Copy the entries below verbatim, starting at the line that contains "List UI elements" and ending at the line that contains "nav-resources[interactable]: Resources: [1529, 136, 1657, 165]", with both of those lines included. Leave the pictures out of your answer.

RECORD SET:
►

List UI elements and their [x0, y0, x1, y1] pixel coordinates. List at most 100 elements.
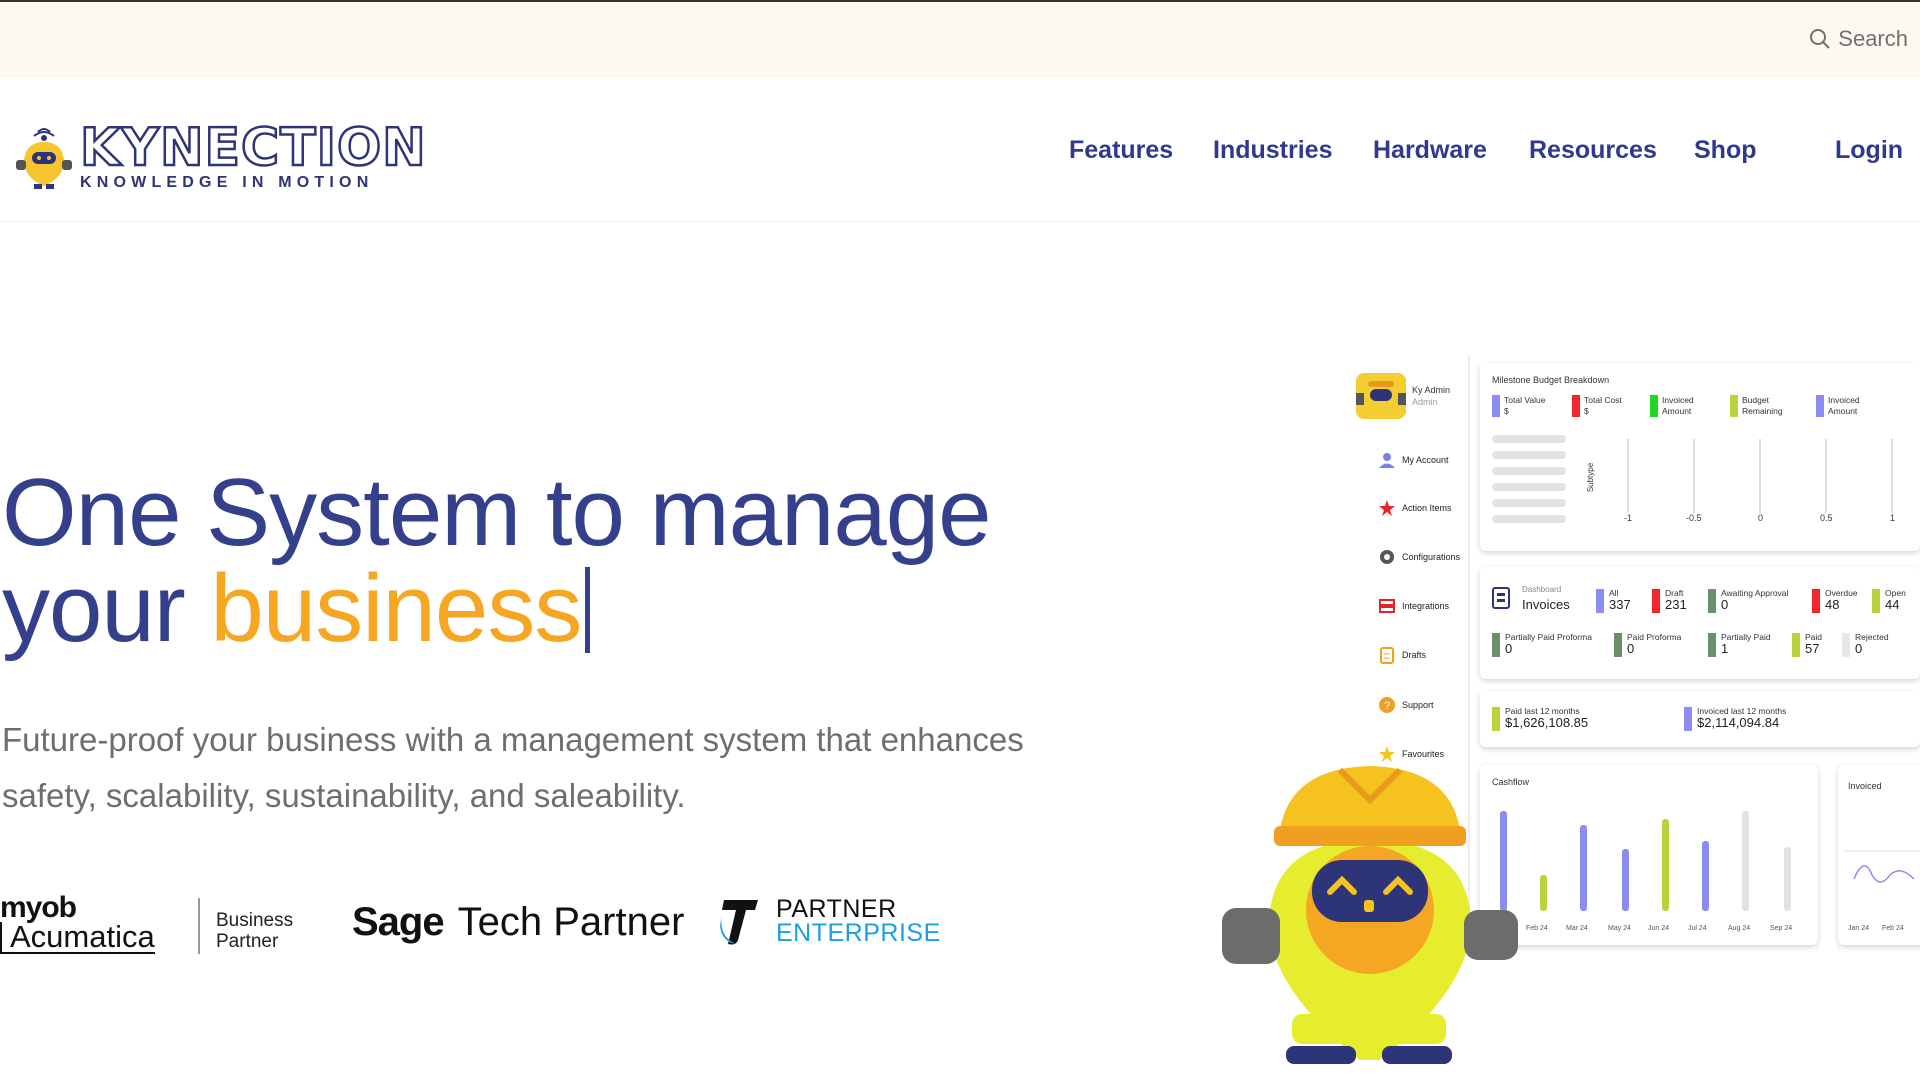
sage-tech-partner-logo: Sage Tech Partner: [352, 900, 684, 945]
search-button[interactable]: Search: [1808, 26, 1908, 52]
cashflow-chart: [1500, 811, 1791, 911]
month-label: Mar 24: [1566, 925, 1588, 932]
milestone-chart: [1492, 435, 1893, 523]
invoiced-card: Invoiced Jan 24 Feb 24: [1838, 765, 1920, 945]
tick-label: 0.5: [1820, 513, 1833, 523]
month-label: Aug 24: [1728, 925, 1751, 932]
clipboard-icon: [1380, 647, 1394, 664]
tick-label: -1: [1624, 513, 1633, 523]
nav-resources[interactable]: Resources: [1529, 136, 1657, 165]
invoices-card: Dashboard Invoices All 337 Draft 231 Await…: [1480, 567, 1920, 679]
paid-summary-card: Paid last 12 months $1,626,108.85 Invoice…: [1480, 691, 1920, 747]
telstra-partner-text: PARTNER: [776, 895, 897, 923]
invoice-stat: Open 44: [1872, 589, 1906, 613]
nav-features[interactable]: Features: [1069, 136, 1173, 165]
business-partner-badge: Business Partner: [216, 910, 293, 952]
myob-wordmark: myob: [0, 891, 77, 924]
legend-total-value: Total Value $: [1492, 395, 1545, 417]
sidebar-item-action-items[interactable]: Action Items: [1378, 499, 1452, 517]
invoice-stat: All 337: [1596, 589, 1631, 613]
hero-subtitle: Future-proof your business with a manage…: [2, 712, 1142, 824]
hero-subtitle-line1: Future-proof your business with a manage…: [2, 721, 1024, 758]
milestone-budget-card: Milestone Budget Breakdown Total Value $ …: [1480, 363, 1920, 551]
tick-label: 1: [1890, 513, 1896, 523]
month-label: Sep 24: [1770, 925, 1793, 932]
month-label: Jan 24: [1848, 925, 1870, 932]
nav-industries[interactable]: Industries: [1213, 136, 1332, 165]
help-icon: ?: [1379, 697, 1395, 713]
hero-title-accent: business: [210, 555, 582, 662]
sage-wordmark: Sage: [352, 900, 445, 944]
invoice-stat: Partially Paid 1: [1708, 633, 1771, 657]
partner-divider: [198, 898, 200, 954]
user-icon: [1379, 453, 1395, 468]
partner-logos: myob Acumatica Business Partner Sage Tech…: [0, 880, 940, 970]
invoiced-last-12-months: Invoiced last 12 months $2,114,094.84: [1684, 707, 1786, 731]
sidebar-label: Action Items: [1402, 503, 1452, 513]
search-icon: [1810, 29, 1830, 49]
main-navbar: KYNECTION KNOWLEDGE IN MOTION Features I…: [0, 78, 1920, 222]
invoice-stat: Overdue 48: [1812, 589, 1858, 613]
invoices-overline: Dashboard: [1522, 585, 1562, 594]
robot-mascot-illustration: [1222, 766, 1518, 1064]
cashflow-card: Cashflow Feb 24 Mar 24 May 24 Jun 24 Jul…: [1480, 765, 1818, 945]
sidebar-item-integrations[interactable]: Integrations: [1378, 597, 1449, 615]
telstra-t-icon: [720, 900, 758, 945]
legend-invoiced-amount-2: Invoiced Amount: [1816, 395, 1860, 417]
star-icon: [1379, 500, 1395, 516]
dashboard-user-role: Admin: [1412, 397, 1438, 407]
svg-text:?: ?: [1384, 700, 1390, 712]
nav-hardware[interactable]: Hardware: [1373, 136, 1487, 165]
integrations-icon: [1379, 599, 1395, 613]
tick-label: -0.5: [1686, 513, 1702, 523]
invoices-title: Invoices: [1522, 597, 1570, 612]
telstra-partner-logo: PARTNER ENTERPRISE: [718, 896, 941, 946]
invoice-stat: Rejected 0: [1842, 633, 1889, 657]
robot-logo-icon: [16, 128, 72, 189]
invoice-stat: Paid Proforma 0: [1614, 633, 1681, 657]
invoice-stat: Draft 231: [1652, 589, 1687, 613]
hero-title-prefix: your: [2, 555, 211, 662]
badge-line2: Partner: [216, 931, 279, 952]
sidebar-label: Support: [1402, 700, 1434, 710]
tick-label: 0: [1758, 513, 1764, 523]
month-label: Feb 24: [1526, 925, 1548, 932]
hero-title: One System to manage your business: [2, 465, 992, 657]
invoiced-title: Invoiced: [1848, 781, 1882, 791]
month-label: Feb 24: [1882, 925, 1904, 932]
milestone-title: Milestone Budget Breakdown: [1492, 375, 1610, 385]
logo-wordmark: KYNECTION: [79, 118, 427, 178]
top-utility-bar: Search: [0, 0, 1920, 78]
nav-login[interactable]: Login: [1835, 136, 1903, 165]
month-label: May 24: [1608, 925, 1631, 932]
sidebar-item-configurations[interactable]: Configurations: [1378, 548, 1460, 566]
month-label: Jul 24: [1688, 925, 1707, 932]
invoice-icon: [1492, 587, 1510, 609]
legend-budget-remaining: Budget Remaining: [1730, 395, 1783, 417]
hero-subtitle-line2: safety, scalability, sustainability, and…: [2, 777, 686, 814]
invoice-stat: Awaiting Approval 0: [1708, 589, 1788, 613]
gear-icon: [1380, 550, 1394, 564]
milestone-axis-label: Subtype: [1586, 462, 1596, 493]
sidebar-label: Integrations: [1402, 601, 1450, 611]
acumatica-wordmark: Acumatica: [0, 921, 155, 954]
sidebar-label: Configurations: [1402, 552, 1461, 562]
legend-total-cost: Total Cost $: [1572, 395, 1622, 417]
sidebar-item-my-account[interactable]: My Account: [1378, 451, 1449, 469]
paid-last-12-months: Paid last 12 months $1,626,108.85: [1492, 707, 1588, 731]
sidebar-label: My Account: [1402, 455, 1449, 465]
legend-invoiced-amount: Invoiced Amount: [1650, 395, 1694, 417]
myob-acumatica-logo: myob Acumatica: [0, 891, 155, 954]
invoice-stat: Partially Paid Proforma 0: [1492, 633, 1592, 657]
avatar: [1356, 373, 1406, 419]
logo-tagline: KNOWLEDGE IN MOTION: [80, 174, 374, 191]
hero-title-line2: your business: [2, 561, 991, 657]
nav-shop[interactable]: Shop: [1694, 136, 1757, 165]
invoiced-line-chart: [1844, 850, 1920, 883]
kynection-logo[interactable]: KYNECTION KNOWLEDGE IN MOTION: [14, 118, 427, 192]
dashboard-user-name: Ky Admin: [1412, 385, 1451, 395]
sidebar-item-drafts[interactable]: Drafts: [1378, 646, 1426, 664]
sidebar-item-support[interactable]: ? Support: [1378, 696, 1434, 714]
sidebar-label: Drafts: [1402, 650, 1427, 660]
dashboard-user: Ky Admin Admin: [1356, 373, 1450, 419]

◄
►

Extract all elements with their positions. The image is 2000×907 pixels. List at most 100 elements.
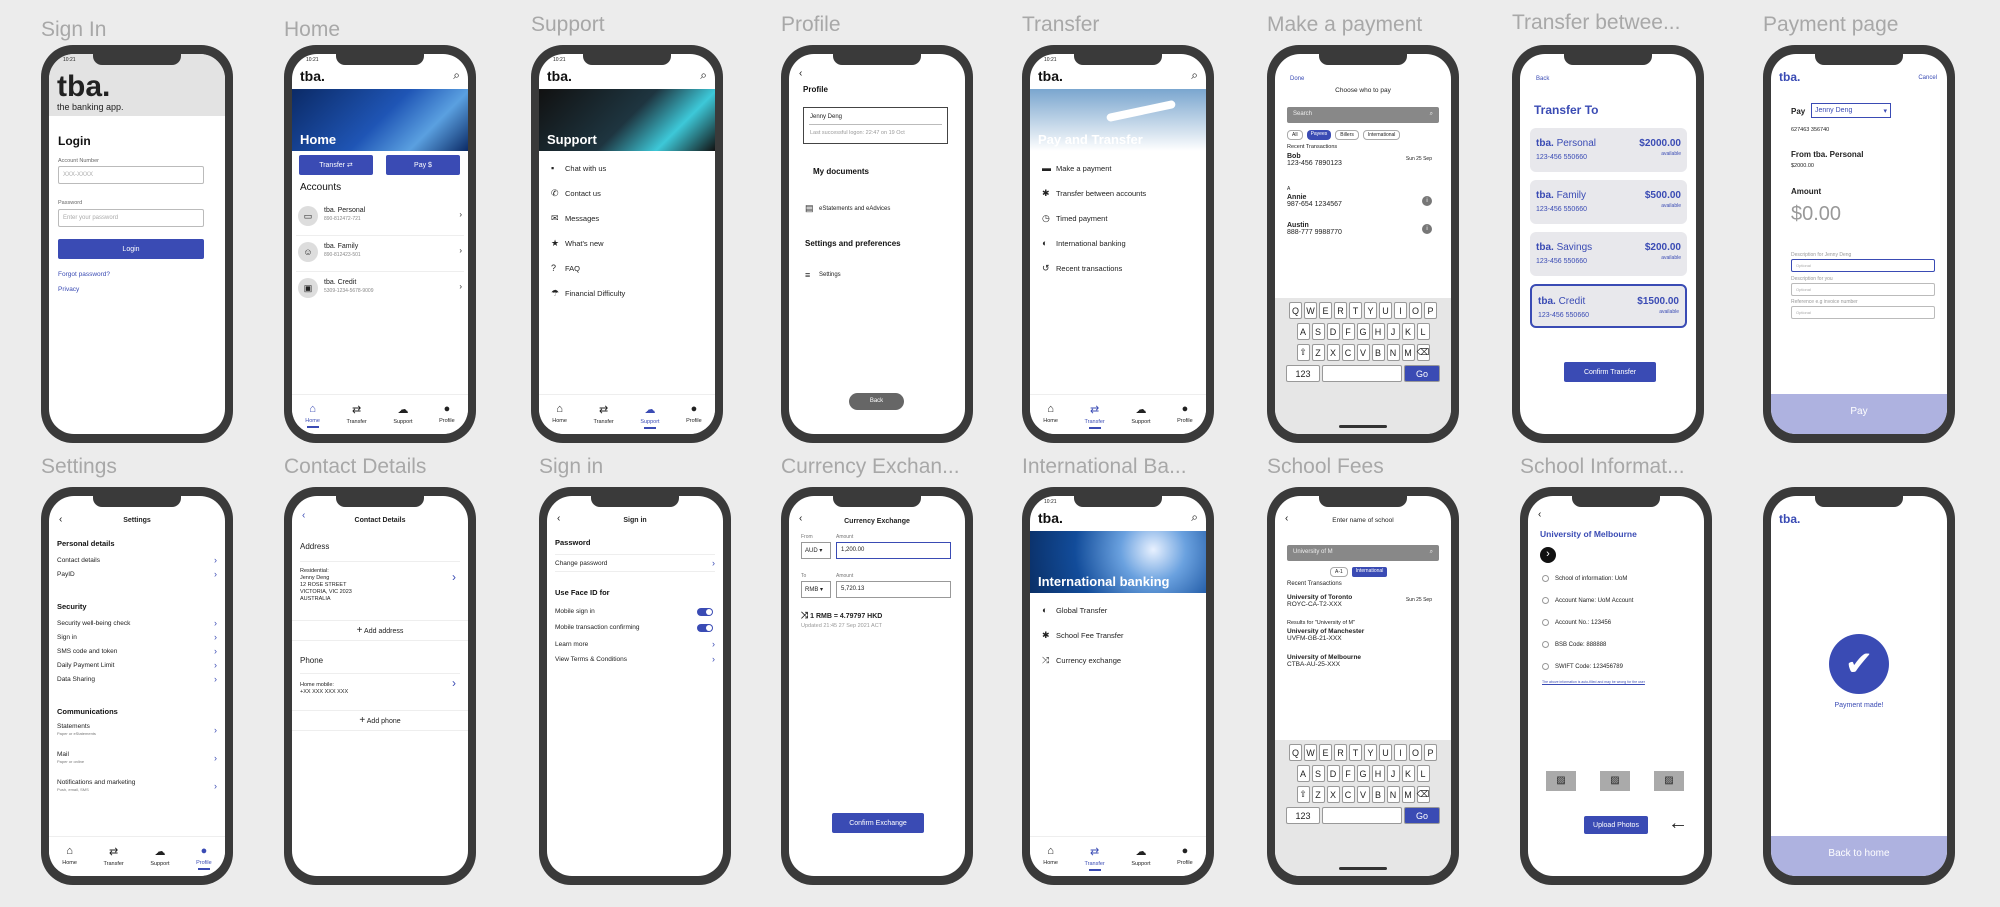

◄

COMPLETE ANSWER:
List UI elements and their [x0, y0, x1, y1] pixel coordinates. List at most 100 elements.
sage-tech-partner-logo: Sage Tech Partner: [352, 900, 684, 945]
search-button[interactable]: Search: [1808, 26, 1908, 52]
cashflow-chart: [1500, 811, 1791, 911]
month-label: Mar 24: [1566, 925, 1588, 932]
milestone-chart: [1492, 435, 1893, 523]
invoiced-card: Invoiced Jan 24 Feb 24: [1838, 765, 1920, 945]
tick-label: 0.5: [1820, 513, 1833, 523]
month-label: Aug 24: [1728, 925, 1751, 932]
clipboard-icon: [1380, 647, 1394, 664]
tick-label: -1: [1624, 513, 1633, 523]
nav-resources[interactable]: Resources: [1529, 136, 1657, 165]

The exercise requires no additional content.